** start **

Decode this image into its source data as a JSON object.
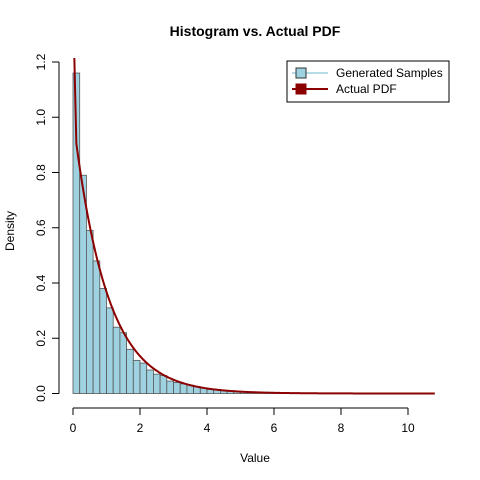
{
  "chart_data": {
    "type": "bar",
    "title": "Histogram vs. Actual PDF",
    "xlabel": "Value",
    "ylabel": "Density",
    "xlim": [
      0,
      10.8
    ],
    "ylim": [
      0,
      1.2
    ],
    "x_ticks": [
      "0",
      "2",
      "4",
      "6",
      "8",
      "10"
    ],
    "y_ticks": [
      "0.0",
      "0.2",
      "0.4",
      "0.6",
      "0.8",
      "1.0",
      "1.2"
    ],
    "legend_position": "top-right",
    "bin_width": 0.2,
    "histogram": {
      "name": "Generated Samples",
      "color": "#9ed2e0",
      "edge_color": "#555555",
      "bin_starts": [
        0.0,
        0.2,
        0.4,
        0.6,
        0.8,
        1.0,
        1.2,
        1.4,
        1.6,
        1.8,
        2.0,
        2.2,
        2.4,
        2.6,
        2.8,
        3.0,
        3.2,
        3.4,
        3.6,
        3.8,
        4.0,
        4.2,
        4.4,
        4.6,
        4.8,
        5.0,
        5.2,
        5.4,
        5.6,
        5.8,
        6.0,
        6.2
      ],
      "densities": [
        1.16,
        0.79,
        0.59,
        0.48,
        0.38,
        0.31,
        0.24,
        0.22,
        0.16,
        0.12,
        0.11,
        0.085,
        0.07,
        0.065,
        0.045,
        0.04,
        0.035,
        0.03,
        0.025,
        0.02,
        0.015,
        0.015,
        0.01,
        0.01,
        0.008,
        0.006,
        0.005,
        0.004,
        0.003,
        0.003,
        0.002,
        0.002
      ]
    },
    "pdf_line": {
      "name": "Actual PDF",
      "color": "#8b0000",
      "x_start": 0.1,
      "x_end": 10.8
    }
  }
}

** end **

__Job__
All records must be output exactly as they are, except for the pictures, which are left out.

__Task answer__
Decode this image into its source data as a JSON object.
{
  "chart_data": {
    "type": "bar",
    "title": "Histogram vs. Actual PDF",
    "xlabel": "Value",
    "ylabel": "Density",
    "xlim": [
      0,
      10.8
    ],
    "ylim": [
      0,
      1.2
    ],
    "x_ticks": [
      "0",
      "2",
      "4",
      "6",
      "8",
      "10"
    ],
    "y_ticks": [
      "0.0",
      "0.2",
      "0.4",
      "0.6",
      "0.8",
      "1.0",
      "1.2"
    ],
    "legend_position": "top-right",
    "bin_width": 0.2,
    "histogram": {
      "name": "Generated Samples",
      "color": "#9ed2e0",
      "edge_color": "#555555",
      "bin_starts": [
        0.0,
        0.2,
        0.4,
        0.6,
        0.8,
        1.0,
        1.2,
        1.4,
        1.6,
        1.8,
        2.0,
        2.2,
        2.4,
        2.6,
        2.8,
        3.0,
        3.2,
        3.4,
        3.6,
        3.8,
        4.0,
        4.2,
        4.4,
        4.6,
        4.8,
        5.0,
        5.2,
        5.4,
        5.6,
        5.8,
        6.0,
        6.2
      ],
      "densities": [
        1.16,
        0.79,
        0.59,
        0.48,
        0.38,
        0.31,
        0.24,
        0.22,
        0.16,
        0.12,
        0.11,
        0.085,
        0.07,
        0.065,
        0.045,
        0.04,
        0.035,
        0.03,
        0.025,
        0.02,
        0.015,
        0.015,
        0.01,
        0.01,
        0.008,
        0.006,
        0.005,
        0.004,
        0.003,
        0.003,
        0.002,
        0.002
      ]
    },
    "pdf_line": {
      "name": "Actual PDF",
      "color": "#8b0000",
      "x_start": 0.1,
      "x_end": 10.8
    }
  }
}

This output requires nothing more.